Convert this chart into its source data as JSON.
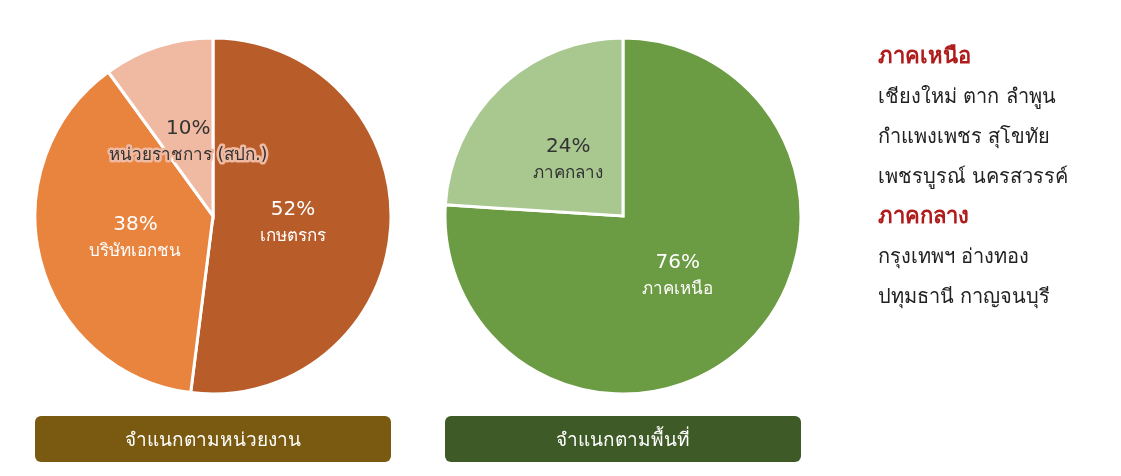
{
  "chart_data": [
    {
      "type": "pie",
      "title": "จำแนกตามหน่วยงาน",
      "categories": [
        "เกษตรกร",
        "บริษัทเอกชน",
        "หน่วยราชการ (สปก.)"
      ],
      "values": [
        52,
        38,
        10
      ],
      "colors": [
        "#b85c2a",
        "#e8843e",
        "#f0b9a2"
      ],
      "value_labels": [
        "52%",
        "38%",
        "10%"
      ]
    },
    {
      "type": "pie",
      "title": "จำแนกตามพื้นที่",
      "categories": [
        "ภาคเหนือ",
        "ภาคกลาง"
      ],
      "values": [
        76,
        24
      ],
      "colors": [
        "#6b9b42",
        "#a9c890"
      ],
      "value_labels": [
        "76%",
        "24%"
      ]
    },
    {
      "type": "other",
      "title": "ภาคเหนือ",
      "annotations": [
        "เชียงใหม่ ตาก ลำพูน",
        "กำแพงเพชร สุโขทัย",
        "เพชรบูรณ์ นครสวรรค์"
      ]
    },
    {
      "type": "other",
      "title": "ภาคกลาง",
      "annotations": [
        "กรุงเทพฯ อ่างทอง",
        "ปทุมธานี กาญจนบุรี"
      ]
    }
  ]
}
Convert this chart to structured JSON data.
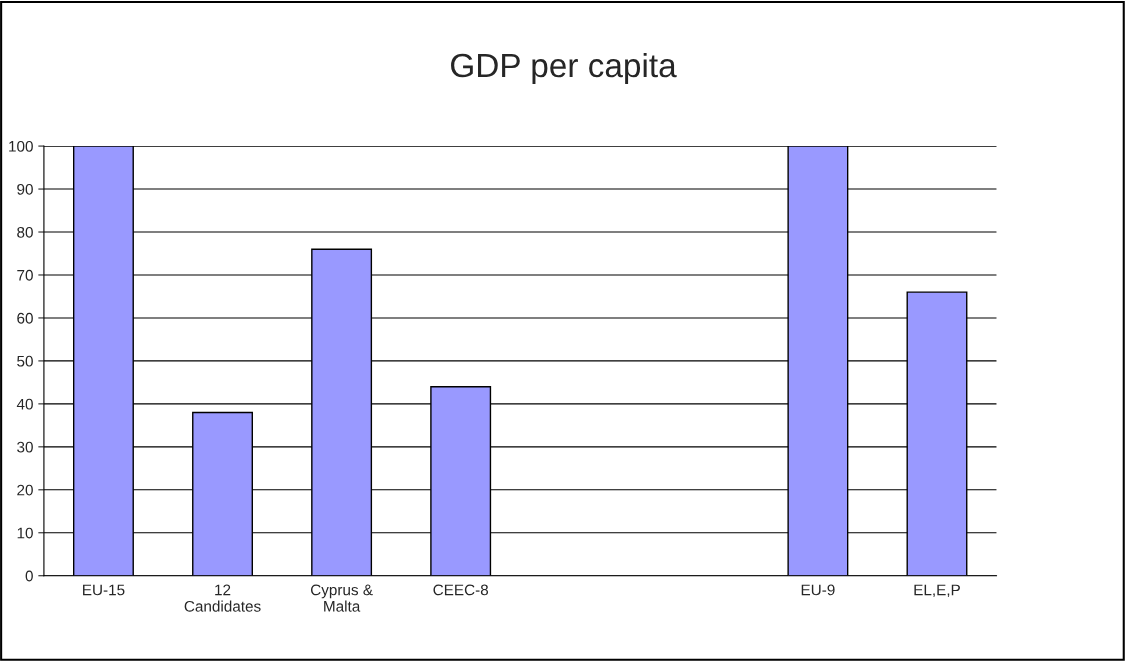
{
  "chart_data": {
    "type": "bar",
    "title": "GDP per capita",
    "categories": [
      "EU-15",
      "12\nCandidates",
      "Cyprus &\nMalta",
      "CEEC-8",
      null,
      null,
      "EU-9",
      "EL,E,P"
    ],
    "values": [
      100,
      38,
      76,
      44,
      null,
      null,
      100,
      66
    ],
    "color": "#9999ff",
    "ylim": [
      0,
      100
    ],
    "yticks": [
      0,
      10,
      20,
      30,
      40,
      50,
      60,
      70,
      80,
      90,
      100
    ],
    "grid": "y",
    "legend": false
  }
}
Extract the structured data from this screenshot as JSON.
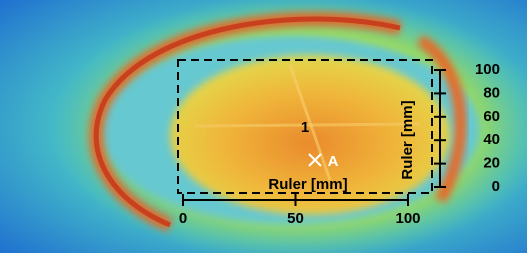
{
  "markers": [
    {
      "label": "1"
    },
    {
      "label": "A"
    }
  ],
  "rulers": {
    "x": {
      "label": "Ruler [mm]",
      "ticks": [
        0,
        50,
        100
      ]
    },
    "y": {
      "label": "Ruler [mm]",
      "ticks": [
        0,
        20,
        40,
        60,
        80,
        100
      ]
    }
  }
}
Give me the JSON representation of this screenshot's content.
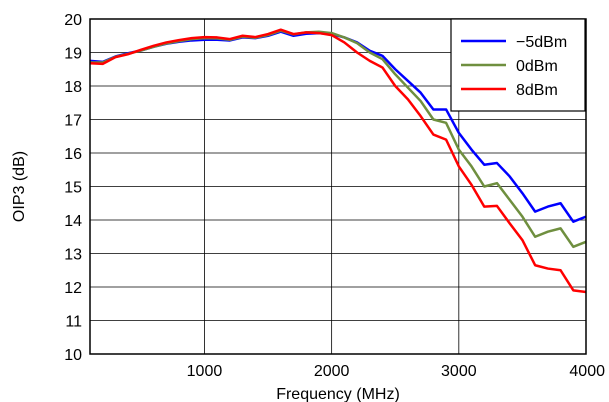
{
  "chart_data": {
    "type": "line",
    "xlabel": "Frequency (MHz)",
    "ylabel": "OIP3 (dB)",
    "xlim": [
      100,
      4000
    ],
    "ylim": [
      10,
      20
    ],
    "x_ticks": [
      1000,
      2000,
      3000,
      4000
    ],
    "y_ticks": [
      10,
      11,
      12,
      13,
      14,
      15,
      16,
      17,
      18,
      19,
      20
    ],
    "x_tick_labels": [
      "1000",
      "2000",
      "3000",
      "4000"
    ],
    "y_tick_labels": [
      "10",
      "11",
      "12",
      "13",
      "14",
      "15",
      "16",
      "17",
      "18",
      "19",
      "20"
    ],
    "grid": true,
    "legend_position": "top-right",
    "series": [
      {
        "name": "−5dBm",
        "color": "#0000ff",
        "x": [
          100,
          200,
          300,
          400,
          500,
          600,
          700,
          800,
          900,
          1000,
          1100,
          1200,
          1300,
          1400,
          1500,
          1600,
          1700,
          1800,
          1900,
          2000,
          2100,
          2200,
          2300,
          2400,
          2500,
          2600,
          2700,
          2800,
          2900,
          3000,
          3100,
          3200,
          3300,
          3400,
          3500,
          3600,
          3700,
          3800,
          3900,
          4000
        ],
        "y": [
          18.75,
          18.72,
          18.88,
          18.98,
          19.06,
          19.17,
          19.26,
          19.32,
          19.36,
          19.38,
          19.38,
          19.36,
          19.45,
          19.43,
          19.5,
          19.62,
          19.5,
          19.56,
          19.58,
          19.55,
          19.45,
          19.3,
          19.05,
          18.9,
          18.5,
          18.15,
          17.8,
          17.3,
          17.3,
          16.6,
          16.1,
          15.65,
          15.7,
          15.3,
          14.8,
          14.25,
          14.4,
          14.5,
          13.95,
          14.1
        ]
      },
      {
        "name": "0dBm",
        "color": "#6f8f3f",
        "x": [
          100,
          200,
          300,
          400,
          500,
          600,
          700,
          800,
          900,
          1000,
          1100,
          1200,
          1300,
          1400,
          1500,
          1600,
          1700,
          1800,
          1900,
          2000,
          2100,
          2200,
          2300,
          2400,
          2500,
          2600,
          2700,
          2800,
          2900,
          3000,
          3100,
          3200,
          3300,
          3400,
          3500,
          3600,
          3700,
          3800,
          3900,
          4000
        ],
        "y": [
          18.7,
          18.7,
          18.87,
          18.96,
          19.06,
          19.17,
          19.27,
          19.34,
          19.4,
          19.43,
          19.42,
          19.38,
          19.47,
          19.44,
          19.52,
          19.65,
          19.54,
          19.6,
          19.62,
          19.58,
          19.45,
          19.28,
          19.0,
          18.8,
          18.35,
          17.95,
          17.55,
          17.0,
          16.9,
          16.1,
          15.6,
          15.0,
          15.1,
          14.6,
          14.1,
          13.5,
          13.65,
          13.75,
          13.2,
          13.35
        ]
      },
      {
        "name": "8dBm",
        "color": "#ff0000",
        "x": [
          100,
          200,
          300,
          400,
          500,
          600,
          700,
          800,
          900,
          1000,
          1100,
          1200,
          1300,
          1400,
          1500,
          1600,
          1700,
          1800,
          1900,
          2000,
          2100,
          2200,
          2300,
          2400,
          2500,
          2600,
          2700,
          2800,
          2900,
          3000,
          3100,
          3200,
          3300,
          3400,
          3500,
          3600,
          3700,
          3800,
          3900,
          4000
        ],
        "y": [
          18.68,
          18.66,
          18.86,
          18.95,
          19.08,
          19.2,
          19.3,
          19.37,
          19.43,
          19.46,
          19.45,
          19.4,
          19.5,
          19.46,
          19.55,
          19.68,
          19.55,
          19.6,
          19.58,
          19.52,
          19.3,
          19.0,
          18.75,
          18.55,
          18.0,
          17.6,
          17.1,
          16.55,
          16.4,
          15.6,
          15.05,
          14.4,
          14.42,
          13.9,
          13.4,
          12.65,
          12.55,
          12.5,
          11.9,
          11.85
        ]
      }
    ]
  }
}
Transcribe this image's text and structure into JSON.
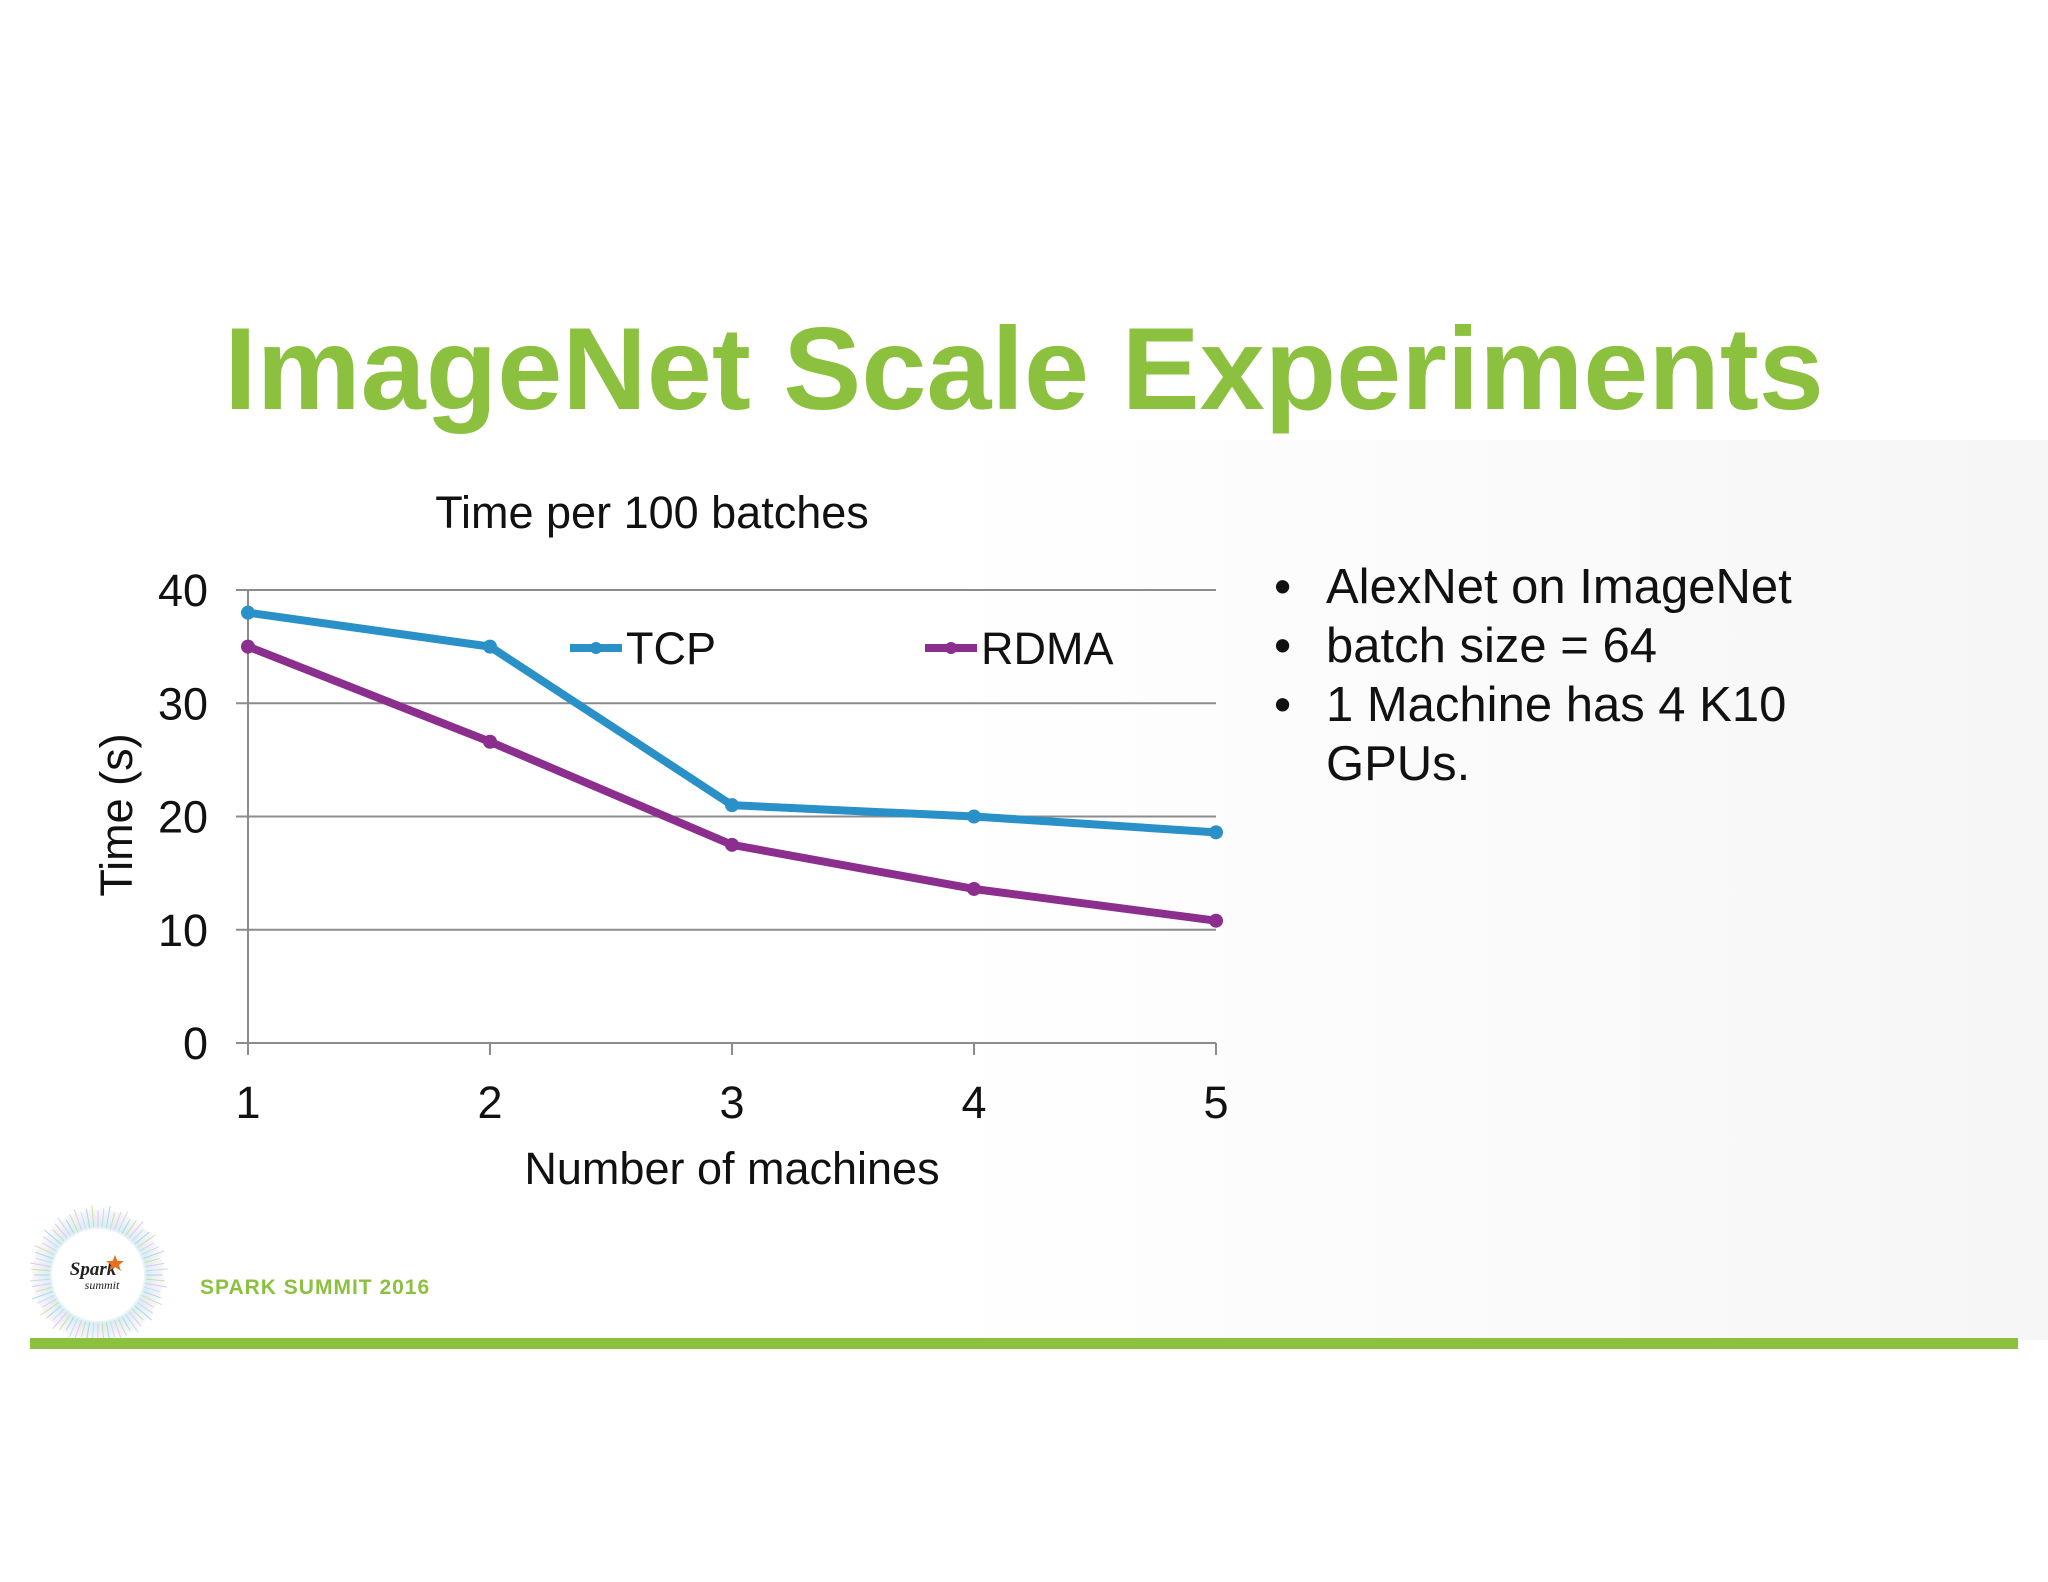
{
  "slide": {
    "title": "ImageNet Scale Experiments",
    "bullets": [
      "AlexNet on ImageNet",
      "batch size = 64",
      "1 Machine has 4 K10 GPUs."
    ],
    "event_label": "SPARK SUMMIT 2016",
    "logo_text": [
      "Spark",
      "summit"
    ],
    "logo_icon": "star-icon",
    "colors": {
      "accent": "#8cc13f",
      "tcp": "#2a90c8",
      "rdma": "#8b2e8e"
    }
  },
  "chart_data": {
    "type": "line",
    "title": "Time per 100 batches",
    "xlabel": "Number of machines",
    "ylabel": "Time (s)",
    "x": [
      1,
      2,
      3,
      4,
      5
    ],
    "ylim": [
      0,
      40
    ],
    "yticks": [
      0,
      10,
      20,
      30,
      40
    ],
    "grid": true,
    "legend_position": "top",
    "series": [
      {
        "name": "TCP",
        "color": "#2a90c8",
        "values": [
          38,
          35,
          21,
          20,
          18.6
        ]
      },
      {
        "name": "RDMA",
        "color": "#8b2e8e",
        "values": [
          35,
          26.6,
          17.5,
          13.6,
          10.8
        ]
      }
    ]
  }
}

######

▶ **Written instruction**: Copy every line in the entries above that has the string "into" in it.

▶ **Task result**:
Convert this chart into its source data as JSON.
Transcribe this image's text and structure into JSON.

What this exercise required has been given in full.